■ What is asked: Among the lines of these entries, how many hold the word "region"? State only the number.

[Figure collection entries]
%%
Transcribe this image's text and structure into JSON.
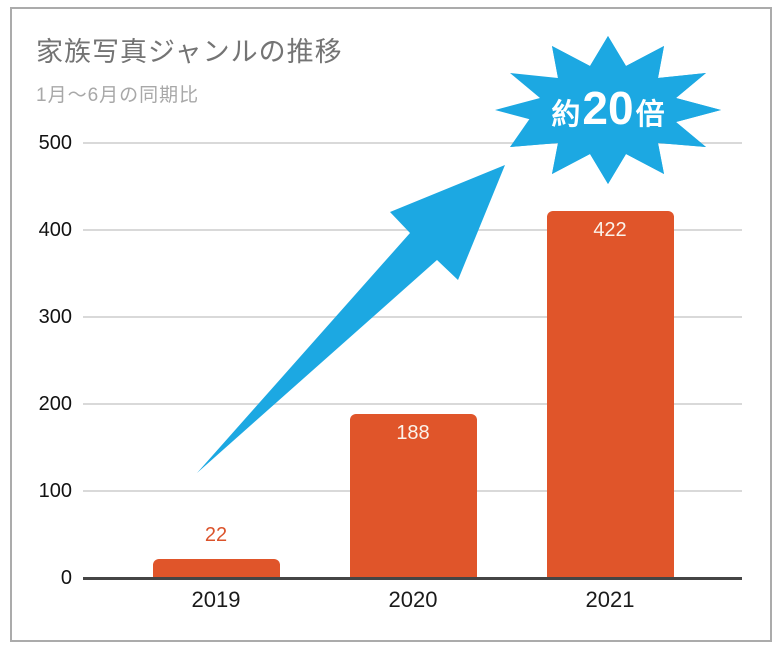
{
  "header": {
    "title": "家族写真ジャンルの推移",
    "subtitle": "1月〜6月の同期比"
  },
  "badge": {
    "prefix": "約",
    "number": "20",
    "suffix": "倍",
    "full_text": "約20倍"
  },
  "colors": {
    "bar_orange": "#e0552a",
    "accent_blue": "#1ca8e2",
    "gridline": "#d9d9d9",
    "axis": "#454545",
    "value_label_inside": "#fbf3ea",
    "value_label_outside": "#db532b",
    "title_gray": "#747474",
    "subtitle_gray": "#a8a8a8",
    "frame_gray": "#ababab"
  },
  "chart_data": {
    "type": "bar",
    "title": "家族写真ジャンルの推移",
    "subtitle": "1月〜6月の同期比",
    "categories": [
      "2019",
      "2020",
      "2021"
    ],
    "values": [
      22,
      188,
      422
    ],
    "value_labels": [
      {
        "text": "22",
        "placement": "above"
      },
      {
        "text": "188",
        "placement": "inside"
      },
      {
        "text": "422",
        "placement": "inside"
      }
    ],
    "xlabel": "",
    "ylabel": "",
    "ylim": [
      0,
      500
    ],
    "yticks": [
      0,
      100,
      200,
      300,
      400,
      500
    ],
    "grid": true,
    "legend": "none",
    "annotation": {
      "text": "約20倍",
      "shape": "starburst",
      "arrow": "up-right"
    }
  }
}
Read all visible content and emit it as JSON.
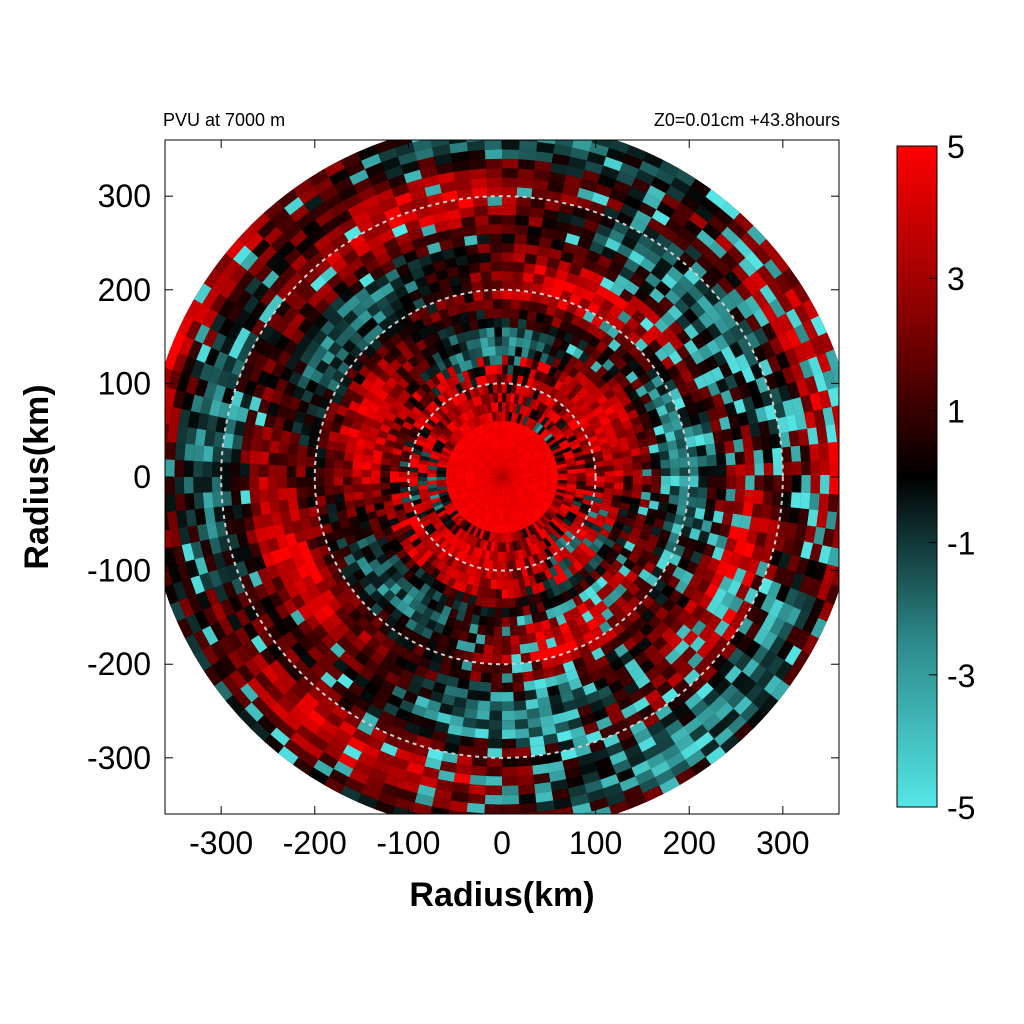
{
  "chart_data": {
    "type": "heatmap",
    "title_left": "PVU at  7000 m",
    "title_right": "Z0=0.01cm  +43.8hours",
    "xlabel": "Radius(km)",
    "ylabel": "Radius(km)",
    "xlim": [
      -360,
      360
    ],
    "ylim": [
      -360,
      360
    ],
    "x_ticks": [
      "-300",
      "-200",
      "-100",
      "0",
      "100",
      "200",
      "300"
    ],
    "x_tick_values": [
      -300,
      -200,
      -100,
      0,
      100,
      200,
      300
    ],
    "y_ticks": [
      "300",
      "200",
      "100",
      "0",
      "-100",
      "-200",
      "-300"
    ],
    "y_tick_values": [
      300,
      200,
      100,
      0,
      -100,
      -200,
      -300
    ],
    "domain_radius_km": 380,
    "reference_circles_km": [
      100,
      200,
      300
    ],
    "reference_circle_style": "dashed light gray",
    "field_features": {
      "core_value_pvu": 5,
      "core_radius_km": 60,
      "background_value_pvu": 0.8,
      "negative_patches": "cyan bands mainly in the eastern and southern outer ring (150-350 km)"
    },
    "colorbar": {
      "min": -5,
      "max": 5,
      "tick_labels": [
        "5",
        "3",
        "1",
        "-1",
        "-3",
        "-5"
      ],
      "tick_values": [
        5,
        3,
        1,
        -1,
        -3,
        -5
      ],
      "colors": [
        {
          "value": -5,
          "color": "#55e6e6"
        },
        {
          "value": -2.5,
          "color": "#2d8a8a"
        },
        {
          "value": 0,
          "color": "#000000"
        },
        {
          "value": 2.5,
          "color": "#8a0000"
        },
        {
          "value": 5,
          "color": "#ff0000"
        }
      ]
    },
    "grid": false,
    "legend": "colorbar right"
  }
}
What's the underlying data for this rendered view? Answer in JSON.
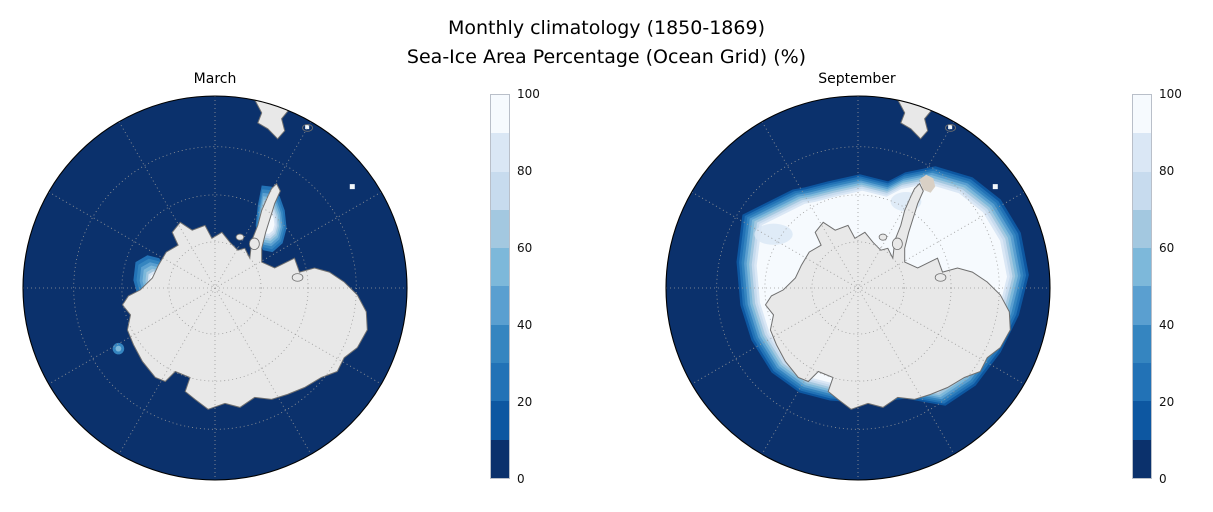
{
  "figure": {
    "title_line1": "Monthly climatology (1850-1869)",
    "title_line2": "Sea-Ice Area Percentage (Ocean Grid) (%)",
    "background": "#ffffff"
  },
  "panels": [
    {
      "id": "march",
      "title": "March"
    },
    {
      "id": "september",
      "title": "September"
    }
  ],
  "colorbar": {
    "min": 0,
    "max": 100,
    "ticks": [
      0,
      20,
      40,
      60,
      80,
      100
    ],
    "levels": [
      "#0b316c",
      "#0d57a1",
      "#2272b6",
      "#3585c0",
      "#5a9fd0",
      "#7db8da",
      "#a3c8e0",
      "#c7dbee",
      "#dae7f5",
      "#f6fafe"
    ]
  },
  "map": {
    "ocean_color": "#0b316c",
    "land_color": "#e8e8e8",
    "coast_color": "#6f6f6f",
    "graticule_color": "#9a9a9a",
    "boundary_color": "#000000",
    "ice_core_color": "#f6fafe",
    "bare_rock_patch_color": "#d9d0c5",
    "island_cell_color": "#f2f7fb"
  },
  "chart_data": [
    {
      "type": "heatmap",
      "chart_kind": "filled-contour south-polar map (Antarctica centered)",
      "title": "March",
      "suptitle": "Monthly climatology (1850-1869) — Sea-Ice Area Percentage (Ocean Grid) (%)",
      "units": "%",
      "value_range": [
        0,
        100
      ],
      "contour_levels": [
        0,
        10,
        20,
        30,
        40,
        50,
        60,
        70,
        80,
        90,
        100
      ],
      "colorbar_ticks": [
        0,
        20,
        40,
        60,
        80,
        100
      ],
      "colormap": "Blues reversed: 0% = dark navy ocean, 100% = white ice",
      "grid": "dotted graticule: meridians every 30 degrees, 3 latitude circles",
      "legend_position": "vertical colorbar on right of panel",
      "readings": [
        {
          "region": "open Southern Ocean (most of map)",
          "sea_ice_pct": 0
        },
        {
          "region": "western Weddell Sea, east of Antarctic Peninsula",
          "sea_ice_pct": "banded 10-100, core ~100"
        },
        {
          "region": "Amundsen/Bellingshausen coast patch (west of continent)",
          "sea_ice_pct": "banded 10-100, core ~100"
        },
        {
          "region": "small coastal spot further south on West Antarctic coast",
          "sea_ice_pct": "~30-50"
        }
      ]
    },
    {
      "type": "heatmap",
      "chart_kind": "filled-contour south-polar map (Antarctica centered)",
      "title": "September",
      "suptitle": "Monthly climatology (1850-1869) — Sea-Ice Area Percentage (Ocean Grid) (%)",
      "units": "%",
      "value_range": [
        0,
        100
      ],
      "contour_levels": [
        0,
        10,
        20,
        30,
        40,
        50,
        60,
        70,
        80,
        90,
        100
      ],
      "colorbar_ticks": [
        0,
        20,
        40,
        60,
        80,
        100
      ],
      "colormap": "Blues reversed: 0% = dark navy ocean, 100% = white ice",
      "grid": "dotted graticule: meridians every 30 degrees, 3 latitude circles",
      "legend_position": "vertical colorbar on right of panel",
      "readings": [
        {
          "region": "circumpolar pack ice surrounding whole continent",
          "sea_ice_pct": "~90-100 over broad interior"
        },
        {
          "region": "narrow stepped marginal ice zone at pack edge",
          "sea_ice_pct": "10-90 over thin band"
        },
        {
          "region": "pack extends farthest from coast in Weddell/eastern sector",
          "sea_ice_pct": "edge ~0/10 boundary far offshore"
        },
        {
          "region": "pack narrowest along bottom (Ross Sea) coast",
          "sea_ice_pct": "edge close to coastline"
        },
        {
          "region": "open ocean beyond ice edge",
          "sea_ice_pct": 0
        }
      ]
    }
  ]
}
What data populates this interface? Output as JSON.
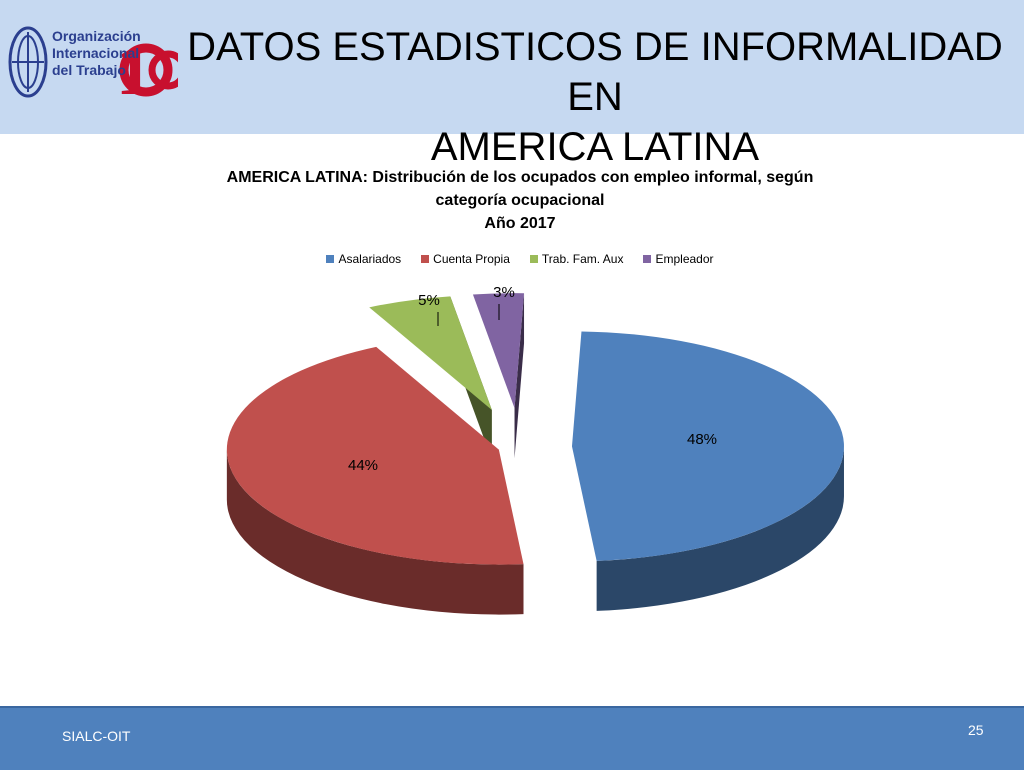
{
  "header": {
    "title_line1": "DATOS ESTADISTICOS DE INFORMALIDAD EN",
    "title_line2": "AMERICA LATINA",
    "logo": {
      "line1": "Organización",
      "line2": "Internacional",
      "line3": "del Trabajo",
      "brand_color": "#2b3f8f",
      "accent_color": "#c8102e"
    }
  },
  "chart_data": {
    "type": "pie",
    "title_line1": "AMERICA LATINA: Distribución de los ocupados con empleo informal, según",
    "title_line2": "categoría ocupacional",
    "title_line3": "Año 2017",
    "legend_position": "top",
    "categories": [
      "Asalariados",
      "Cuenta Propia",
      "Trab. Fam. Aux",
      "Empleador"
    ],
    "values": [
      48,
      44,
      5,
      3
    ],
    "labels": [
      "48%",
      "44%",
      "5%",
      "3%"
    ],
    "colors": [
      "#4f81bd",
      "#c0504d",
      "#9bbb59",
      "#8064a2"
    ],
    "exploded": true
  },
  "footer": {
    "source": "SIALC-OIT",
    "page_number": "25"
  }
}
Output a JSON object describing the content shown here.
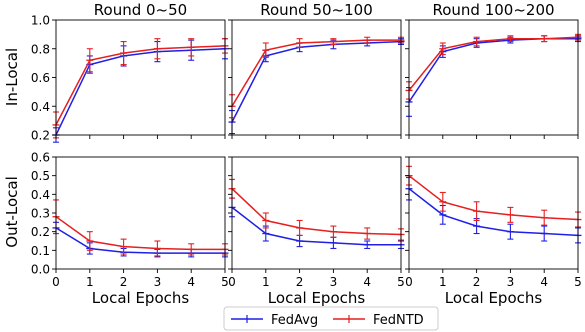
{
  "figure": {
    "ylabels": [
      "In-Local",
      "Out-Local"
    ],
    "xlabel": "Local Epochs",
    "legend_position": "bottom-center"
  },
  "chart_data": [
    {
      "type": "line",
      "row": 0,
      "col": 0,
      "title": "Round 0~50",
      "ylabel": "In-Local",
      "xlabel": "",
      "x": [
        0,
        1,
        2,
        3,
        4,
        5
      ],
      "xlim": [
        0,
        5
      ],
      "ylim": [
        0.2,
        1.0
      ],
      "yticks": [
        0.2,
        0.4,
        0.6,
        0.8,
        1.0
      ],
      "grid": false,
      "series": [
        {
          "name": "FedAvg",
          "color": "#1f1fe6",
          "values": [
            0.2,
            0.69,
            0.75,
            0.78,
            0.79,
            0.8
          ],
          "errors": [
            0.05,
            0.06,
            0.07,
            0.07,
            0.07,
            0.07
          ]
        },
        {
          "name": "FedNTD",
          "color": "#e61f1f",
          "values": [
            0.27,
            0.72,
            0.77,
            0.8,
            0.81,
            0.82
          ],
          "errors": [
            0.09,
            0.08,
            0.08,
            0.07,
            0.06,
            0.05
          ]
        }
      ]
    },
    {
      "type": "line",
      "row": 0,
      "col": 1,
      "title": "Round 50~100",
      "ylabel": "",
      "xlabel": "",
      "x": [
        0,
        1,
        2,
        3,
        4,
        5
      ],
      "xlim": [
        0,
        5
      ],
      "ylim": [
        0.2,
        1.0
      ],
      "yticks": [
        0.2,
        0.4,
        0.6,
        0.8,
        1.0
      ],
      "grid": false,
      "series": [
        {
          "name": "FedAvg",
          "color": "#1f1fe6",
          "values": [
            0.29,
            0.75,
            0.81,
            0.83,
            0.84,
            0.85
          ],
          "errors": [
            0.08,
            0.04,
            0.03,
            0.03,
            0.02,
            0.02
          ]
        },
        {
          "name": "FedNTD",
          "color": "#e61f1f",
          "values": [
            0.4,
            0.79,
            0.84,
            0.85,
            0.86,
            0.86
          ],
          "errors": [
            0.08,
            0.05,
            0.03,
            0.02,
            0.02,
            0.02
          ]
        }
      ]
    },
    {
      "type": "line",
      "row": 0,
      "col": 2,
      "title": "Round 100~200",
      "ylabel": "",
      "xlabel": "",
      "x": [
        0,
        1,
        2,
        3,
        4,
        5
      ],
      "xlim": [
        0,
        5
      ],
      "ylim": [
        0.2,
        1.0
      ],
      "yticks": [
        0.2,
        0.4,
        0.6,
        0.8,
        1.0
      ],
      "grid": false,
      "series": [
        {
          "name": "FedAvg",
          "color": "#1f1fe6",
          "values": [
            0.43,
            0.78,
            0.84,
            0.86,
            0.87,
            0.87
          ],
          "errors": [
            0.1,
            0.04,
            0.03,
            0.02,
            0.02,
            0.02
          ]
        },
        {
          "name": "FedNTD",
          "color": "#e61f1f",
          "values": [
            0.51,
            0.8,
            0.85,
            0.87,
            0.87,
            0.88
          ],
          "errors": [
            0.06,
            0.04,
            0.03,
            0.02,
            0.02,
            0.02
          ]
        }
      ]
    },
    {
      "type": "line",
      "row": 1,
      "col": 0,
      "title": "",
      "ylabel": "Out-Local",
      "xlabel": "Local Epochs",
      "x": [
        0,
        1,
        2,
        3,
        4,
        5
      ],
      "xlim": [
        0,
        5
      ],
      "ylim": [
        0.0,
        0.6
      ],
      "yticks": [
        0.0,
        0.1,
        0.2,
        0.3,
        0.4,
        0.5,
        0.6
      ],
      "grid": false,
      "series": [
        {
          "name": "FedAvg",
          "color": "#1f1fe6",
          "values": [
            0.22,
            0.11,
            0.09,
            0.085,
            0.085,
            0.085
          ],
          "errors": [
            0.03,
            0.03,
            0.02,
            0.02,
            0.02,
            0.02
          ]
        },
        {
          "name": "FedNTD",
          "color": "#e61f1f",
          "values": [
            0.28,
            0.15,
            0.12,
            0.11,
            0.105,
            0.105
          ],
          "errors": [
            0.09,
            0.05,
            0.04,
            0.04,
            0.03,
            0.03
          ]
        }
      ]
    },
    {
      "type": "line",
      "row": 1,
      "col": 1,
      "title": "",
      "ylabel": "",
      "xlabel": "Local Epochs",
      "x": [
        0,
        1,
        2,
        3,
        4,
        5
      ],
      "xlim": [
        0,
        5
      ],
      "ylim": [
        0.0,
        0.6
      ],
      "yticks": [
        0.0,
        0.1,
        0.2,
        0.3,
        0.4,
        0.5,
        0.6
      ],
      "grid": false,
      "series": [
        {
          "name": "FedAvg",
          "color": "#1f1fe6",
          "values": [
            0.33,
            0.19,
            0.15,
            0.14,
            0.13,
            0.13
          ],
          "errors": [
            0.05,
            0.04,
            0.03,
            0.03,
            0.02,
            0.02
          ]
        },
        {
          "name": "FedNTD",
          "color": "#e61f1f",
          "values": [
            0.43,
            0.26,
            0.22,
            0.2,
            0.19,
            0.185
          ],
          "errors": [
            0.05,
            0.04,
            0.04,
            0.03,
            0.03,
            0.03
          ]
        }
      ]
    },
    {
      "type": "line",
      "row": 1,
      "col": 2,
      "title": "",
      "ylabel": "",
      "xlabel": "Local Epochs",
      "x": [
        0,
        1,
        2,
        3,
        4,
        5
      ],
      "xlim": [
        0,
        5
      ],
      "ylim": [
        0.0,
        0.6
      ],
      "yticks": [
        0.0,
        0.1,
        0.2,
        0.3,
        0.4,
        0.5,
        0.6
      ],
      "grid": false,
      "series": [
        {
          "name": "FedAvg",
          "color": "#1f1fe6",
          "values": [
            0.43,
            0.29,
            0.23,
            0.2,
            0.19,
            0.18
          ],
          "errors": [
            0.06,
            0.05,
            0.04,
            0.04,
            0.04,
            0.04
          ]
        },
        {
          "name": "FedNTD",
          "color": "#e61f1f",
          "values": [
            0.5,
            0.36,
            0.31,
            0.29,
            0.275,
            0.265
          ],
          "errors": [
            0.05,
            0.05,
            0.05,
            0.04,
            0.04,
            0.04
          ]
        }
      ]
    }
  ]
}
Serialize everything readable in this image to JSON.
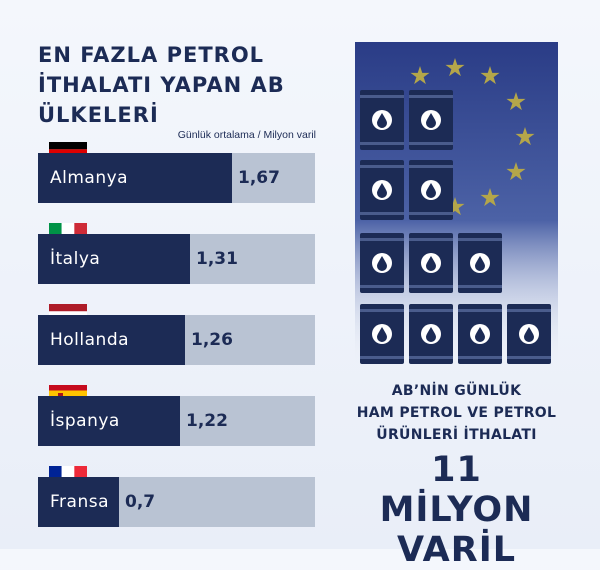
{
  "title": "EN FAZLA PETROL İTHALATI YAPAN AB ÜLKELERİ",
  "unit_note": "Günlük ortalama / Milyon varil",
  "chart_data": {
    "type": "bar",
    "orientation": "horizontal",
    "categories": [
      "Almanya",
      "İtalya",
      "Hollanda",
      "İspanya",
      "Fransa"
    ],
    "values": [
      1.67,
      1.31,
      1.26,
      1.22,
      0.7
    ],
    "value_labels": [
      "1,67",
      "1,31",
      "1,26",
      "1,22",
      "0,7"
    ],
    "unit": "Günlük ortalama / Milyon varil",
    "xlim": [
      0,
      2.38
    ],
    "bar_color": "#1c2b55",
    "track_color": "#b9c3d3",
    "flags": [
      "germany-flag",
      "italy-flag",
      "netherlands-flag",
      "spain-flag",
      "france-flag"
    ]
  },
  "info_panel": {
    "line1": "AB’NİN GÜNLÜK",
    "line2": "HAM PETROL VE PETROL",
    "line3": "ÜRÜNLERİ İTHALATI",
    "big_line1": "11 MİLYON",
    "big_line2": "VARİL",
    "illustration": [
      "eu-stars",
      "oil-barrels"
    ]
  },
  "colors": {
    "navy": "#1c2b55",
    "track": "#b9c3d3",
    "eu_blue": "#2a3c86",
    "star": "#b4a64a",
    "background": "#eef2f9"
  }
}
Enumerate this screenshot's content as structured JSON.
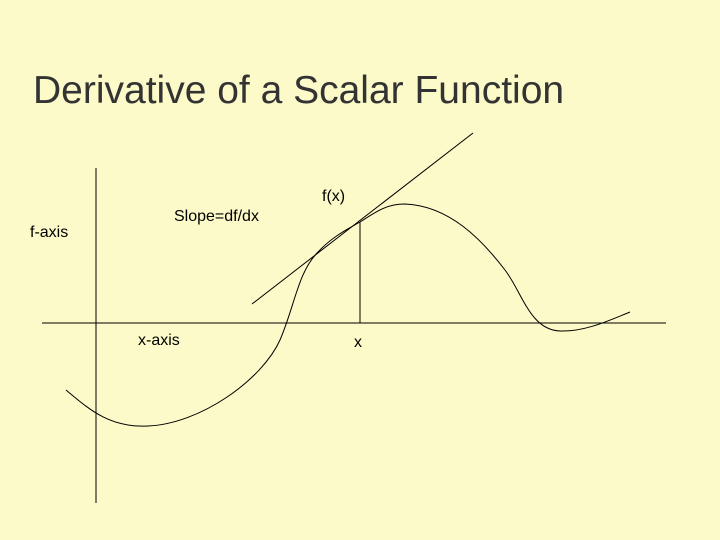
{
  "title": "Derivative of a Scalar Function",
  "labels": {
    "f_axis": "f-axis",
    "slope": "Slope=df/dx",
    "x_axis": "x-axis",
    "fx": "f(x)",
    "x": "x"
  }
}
%%
■ Correct answer: 9